MATERIAL SHOWN:
+++++

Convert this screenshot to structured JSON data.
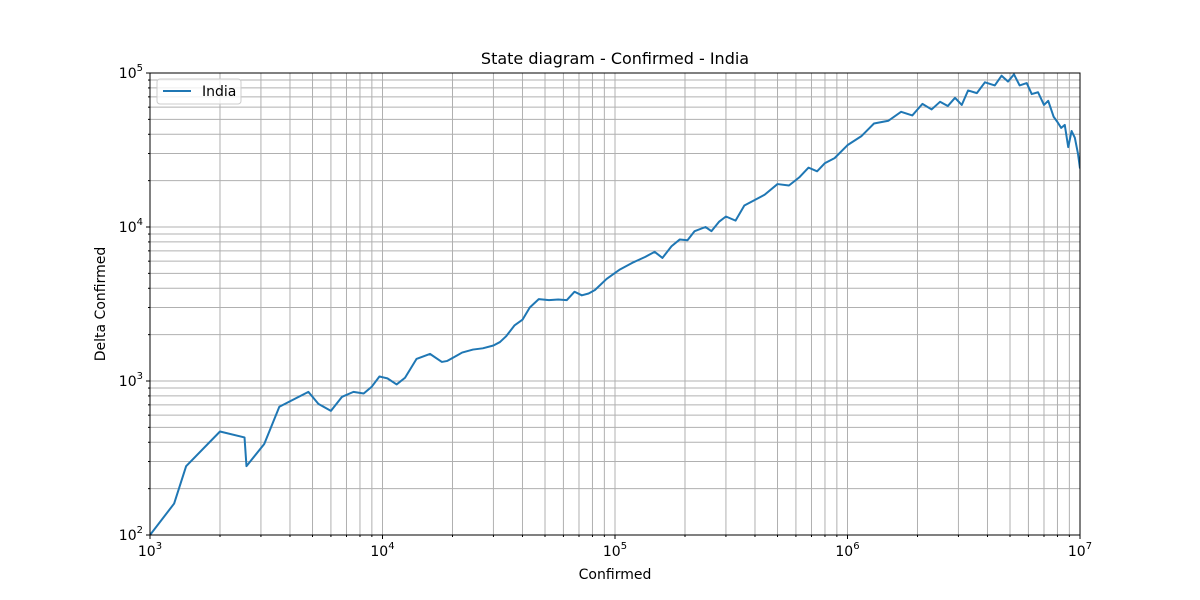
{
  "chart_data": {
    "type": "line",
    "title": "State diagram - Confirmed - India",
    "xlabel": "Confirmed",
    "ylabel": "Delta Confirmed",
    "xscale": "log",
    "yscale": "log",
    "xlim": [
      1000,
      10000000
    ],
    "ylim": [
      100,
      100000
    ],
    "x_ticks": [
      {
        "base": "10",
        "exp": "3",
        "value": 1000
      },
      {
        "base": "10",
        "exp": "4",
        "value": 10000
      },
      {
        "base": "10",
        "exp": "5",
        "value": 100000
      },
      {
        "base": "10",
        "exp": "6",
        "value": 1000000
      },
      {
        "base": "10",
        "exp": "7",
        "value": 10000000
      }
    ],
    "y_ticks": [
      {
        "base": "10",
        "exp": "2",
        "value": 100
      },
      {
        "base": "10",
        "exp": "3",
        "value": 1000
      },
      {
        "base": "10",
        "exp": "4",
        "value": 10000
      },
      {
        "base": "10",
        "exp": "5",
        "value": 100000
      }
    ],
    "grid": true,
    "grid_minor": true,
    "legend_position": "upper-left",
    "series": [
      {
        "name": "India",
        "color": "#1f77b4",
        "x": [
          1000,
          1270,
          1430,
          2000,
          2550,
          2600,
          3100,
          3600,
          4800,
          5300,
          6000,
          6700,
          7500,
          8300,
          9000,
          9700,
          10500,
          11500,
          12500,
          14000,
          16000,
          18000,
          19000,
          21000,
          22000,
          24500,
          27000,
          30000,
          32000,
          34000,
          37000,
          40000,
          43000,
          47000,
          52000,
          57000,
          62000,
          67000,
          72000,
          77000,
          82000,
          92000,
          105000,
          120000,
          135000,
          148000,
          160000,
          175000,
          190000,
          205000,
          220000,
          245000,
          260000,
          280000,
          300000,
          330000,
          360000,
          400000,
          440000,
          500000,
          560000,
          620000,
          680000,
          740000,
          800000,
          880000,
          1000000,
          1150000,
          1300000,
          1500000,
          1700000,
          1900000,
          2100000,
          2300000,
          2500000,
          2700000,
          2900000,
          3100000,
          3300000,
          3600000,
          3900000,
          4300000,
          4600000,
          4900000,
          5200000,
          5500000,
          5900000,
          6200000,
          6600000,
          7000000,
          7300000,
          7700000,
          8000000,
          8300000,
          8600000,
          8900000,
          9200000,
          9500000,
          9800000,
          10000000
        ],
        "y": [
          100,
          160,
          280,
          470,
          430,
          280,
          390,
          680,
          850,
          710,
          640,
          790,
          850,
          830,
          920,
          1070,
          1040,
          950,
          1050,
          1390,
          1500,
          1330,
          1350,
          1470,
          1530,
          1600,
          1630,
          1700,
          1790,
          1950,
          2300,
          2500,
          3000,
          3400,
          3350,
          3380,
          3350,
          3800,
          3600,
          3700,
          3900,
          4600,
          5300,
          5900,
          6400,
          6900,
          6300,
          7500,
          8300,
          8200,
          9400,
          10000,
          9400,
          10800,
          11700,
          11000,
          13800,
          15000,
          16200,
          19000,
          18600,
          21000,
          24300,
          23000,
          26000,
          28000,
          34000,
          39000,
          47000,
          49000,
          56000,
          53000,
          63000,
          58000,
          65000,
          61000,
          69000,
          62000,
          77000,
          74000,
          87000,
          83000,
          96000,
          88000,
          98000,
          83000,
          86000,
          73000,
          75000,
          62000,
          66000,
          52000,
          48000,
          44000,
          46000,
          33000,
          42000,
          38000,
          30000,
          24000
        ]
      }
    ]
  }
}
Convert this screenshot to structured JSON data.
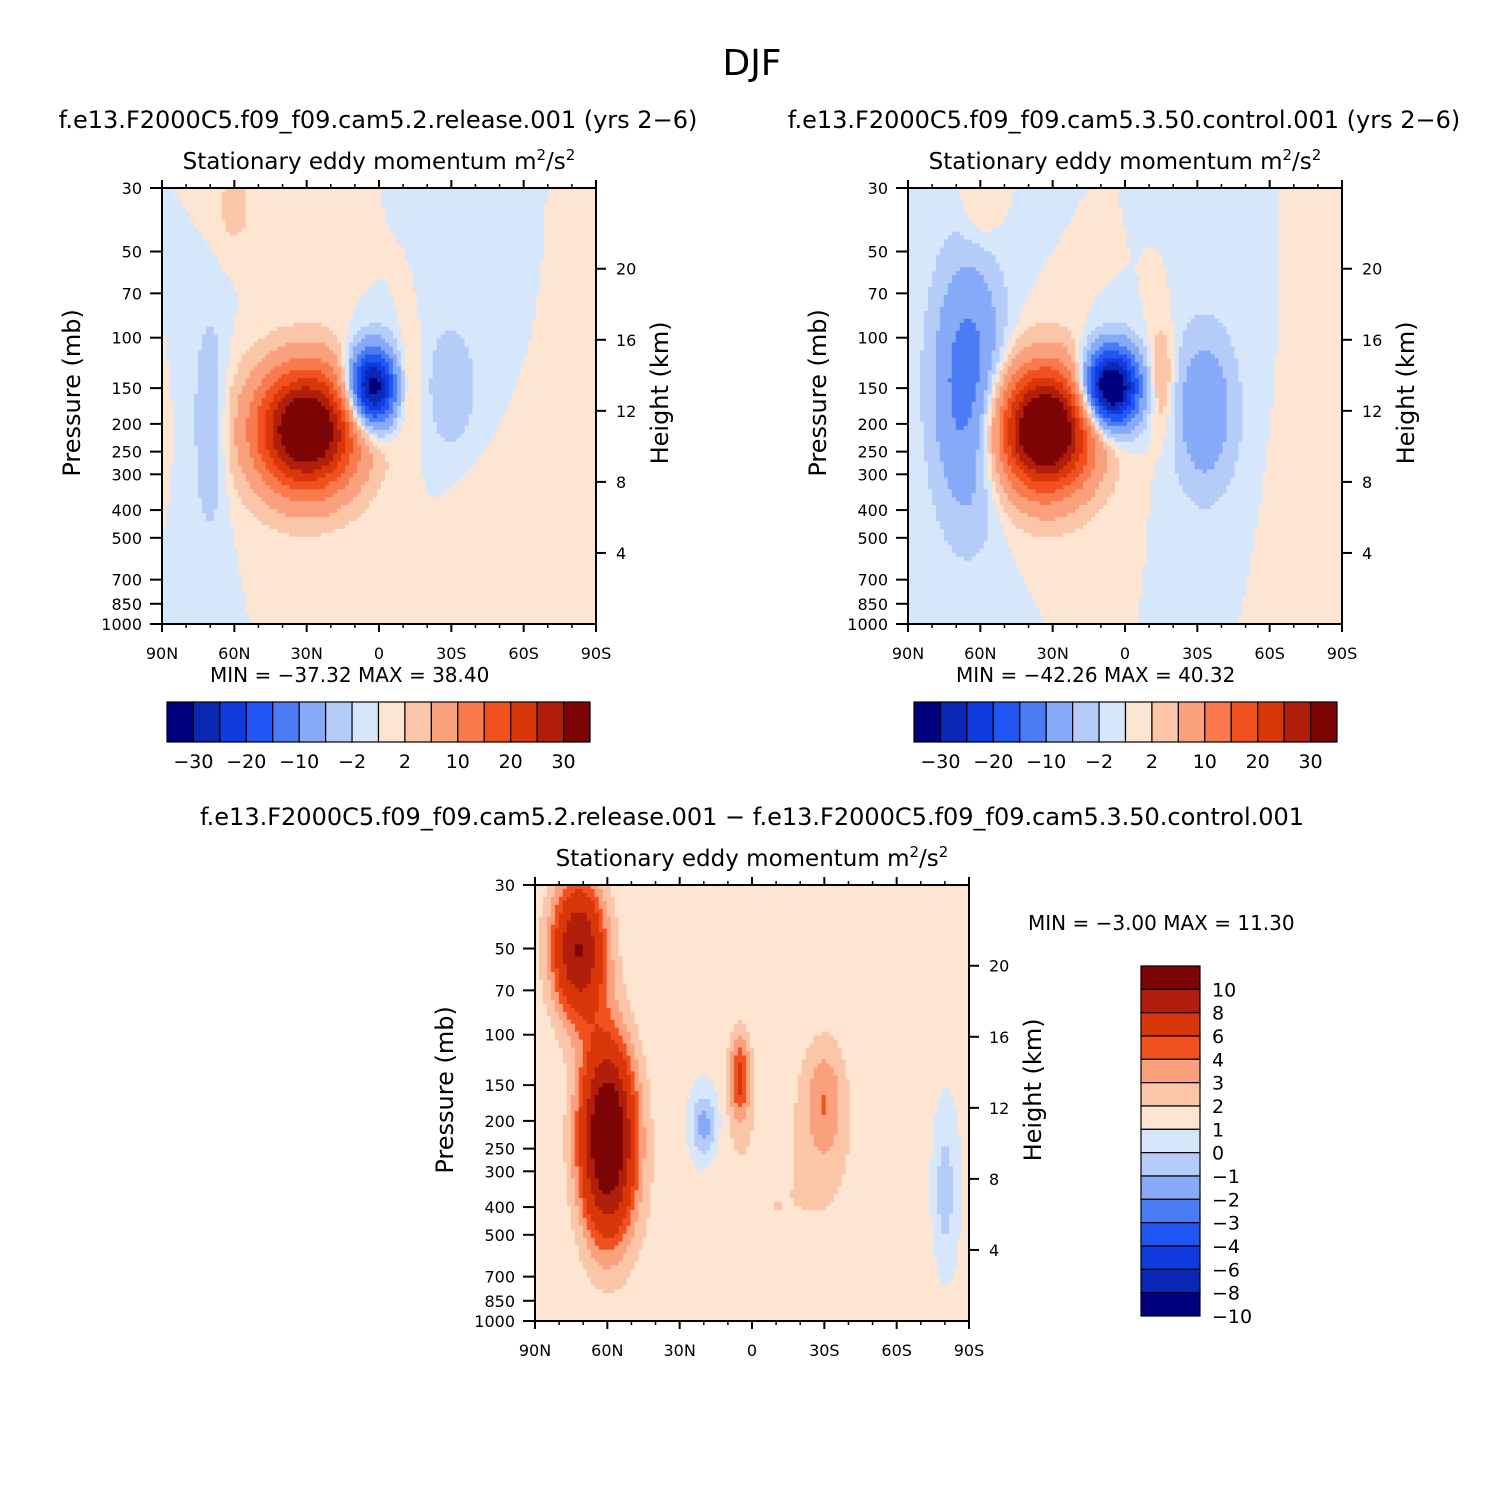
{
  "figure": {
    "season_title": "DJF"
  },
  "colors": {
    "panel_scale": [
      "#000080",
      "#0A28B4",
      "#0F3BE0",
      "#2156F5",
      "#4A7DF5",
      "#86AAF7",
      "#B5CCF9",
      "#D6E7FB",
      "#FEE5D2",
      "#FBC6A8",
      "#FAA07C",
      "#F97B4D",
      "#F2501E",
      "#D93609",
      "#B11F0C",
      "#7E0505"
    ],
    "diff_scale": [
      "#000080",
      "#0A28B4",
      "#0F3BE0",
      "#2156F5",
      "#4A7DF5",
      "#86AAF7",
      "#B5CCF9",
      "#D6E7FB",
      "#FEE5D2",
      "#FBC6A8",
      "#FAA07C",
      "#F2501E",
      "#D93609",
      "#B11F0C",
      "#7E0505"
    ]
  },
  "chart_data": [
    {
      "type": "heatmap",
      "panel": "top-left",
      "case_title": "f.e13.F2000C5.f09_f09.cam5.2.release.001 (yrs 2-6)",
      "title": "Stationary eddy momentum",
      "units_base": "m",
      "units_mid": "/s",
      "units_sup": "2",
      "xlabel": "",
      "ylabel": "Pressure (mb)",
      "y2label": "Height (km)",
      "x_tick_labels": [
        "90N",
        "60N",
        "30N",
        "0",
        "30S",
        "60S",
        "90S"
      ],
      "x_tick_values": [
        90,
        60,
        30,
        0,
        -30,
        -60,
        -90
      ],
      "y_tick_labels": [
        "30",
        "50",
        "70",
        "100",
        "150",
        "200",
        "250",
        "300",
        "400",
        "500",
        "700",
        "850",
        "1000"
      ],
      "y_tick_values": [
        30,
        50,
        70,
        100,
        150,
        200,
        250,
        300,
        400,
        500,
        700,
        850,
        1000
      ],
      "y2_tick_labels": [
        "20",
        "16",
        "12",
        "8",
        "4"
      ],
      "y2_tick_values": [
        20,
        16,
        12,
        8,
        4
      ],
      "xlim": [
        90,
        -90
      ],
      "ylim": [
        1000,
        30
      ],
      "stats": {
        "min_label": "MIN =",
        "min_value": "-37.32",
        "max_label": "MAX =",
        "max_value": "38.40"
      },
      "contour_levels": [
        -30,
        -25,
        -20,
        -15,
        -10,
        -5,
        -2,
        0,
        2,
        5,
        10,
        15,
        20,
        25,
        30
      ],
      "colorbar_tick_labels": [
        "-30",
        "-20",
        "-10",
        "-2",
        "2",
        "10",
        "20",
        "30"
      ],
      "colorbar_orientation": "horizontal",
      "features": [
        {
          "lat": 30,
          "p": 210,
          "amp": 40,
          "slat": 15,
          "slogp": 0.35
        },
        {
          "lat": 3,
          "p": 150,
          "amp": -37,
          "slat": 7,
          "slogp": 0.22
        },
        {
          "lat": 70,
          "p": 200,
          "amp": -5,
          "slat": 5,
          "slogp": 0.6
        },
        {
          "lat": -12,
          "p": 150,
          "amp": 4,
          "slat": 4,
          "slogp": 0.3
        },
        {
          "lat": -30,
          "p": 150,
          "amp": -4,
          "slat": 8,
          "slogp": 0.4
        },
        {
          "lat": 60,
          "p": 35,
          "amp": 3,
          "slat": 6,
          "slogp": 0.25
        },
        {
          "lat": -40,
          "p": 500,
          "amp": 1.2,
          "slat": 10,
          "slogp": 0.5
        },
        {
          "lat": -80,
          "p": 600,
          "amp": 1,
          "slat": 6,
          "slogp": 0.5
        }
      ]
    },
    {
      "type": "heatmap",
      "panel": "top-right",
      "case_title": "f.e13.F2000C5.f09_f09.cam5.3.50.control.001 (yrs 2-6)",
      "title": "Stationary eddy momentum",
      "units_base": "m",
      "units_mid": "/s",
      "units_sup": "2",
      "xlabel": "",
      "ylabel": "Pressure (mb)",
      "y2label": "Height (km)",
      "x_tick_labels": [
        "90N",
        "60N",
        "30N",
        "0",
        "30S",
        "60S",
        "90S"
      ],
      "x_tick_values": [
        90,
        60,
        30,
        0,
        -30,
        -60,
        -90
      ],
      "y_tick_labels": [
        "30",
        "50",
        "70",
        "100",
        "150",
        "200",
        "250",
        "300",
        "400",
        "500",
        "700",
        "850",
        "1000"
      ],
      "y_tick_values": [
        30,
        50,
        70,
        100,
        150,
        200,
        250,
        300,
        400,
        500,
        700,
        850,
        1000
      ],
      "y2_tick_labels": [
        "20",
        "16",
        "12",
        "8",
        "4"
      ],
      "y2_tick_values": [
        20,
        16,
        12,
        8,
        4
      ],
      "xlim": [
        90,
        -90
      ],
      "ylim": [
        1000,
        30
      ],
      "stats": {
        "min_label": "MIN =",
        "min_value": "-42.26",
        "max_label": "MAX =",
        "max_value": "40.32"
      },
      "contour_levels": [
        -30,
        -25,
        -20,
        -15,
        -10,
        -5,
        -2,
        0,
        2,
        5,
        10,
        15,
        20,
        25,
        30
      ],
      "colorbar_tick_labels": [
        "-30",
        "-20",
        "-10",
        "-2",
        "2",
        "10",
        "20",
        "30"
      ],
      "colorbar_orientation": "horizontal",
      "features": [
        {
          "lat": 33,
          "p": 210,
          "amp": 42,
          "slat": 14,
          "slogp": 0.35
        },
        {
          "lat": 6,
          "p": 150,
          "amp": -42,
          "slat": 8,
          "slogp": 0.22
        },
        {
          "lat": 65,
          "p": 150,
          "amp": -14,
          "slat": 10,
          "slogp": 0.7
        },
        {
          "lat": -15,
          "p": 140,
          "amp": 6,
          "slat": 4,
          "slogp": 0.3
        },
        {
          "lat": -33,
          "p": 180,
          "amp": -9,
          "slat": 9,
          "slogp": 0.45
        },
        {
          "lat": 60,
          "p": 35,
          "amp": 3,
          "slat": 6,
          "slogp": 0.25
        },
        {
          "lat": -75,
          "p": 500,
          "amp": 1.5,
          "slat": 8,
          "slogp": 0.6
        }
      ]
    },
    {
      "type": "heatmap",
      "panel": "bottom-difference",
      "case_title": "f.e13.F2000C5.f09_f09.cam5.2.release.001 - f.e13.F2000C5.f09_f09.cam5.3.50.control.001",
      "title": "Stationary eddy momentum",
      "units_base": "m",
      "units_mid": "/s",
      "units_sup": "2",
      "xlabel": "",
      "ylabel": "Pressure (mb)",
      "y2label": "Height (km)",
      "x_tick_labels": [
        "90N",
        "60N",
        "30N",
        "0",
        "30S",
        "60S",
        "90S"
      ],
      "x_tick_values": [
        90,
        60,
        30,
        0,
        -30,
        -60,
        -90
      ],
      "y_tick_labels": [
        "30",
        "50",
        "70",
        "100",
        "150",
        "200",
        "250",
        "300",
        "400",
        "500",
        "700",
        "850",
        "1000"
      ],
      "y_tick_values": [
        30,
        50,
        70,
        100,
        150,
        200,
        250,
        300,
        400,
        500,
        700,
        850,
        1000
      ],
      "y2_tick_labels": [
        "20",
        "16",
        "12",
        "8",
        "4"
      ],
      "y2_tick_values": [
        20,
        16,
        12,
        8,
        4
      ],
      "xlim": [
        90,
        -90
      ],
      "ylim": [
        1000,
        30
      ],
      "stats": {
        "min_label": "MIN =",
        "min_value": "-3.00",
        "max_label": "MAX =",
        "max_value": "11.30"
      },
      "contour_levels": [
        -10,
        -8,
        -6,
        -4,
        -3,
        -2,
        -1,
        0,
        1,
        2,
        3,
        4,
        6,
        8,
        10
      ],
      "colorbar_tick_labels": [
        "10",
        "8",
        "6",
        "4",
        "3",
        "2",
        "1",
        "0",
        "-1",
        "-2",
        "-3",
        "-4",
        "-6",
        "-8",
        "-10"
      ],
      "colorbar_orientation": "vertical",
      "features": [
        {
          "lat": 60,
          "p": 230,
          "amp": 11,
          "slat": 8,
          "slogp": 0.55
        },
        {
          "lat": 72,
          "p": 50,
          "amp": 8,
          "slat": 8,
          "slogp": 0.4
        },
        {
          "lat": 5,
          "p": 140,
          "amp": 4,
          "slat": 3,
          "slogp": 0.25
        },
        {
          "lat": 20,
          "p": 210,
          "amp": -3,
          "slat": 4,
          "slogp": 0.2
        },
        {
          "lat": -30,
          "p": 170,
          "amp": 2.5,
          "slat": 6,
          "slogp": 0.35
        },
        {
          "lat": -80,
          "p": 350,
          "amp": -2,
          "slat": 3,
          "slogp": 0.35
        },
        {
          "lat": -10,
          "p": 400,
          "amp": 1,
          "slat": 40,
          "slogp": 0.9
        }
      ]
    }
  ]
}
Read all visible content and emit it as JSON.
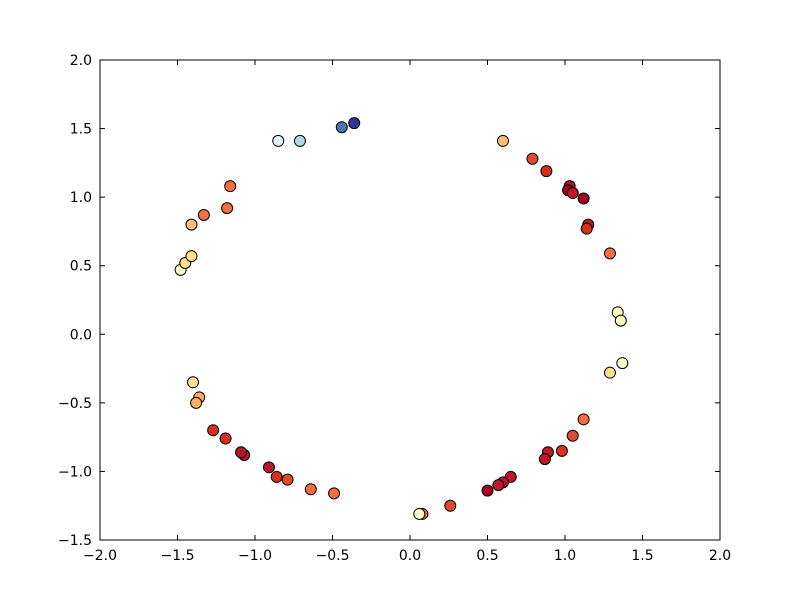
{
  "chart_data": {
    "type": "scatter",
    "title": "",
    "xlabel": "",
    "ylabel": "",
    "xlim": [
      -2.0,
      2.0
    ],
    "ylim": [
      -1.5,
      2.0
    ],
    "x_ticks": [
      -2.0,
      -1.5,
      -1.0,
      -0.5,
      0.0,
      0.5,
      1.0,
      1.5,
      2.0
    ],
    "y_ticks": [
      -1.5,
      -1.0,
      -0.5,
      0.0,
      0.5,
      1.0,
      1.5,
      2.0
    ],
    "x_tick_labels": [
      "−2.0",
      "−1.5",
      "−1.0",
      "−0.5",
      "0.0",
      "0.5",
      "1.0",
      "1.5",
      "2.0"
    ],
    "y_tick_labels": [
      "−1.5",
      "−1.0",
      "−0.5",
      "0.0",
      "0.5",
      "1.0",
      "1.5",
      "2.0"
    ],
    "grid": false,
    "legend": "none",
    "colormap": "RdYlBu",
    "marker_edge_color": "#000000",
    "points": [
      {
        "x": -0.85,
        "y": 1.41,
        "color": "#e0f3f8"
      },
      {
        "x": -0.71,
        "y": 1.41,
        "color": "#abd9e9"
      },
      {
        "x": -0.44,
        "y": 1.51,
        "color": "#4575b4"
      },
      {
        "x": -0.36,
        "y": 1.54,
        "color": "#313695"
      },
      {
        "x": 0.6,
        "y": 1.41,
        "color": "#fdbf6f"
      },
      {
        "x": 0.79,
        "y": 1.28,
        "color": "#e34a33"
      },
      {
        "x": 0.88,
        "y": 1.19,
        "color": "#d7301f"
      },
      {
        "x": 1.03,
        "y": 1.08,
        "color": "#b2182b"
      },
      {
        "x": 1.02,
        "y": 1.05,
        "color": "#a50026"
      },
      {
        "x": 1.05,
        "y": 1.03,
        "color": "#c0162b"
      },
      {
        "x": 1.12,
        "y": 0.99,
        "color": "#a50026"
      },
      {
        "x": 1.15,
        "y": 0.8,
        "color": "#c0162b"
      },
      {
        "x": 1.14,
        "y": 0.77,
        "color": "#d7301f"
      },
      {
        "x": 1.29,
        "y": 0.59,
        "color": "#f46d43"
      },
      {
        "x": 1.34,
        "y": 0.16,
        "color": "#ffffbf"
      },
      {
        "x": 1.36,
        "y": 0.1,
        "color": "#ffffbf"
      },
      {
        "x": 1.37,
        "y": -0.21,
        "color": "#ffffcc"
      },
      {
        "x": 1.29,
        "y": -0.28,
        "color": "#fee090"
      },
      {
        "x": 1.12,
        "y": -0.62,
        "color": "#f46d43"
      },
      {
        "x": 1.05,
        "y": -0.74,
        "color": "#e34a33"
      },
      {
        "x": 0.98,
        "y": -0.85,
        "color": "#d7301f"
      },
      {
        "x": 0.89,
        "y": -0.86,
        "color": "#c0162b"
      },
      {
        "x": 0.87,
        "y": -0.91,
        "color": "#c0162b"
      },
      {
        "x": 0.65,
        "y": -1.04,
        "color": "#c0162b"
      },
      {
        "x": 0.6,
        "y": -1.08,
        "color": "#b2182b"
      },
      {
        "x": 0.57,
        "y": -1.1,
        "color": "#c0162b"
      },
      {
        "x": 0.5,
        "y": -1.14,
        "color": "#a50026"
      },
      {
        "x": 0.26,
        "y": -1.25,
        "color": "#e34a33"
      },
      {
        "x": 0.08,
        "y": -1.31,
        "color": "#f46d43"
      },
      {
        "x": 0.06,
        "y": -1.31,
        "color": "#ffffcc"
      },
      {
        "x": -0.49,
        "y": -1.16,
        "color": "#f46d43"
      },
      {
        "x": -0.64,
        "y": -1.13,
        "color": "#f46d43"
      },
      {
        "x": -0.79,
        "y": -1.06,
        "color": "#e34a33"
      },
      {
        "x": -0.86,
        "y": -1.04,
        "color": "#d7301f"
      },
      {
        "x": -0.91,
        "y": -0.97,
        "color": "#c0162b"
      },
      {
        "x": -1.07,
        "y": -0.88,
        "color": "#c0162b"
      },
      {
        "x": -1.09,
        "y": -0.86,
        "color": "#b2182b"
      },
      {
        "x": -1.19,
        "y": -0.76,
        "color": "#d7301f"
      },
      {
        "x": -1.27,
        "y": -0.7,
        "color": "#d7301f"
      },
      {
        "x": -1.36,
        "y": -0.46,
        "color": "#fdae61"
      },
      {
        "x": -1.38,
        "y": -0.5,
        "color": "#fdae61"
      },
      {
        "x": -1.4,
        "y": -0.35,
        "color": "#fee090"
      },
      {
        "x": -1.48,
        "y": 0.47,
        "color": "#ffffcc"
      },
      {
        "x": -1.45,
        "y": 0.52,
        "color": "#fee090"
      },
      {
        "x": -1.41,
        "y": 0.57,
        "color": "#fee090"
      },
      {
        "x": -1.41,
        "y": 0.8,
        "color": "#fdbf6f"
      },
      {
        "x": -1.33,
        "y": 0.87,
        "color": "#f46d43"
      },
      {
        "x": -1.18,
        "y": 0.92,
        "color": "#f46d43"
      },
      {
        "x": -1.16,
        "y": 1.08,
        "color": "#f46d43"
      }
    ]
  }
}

+++++

TO DO: Search the data for "control". Copy every line that has it.

SOLUTION TO THE PROBLEM:
      "case_title": "f.e13.F2000C5.f09_f09.cam5.3.50.control.001 (yrs 2-6)",
      "case_title": "f.e13.F2000C5.f09_f09.cam5.2.release.001 - f.e13.F2000C5.f09_f09.cam5.3.50.control.001",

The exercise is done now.